STATED TASK. Using the data below, tally the lines that include the string "force". Only the number is wanted.

THE INPUT.
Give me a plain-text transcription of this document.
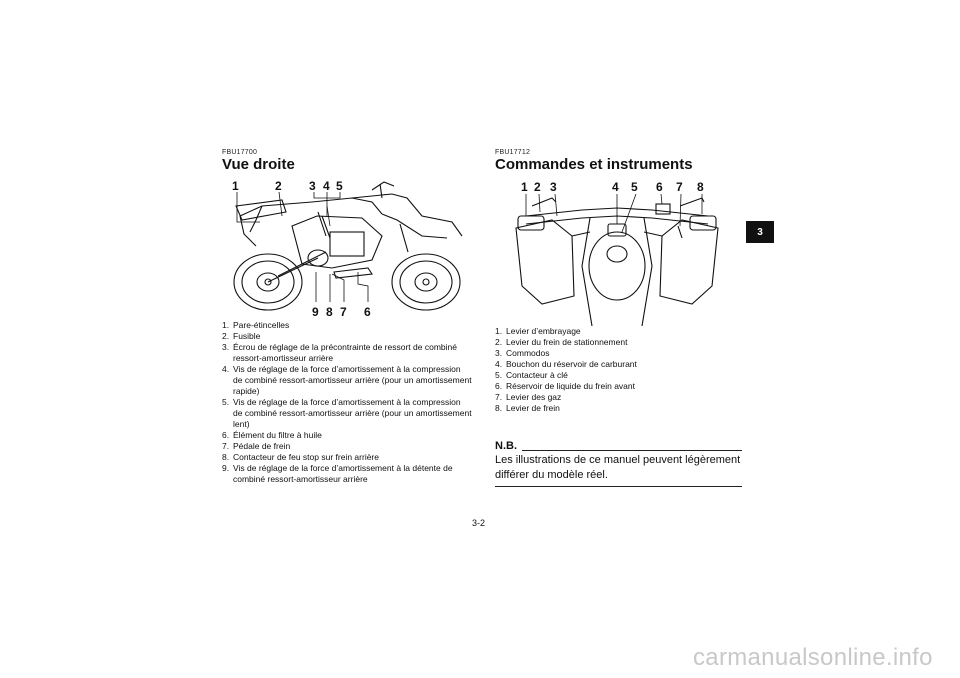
FBU17700
Vue droite
1	2 3 4 5
9 8 7 6
1. Pare-étincelles
2. Fusible
3. Écrou de réglage de la précontrainte de ressort de combiné ressort-amortisseur arrière
4. Vis de réglage de la force d’amortissement à la compression de combiné ressort-amortisseur arrière (pour un amortissement rapide)
5. Vis de réglage de la force d’amortissement à la compression de combiné ressort-amortisseur arrière (pour un amortissement lent)
6. Élément du filtre à huile
7. Pédale de frein
8. Contacteur de feu stop sur frein arrière
9. Vis de réglage de la force d’amortissement à la détente de combiné ressort-amortisseur arrière
FBU17712
Commandes et instruments
1 2 3	4 5 6 7 8
1. Levier d’embrayage
2. Levier du frein de stationnement
3. Commodos
4. Bouchon du réservoir de carburant
5. Contacteur à clé
6. Réservoir de liquide du frein avant
7. Levier des gaz
8. Levier de frein
N.B.
Les illustrations de ce manuel peuvent légèrement différer du modèle réel.
3
3-2
carmanualsonline.info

FINISHED EXERCISE. 3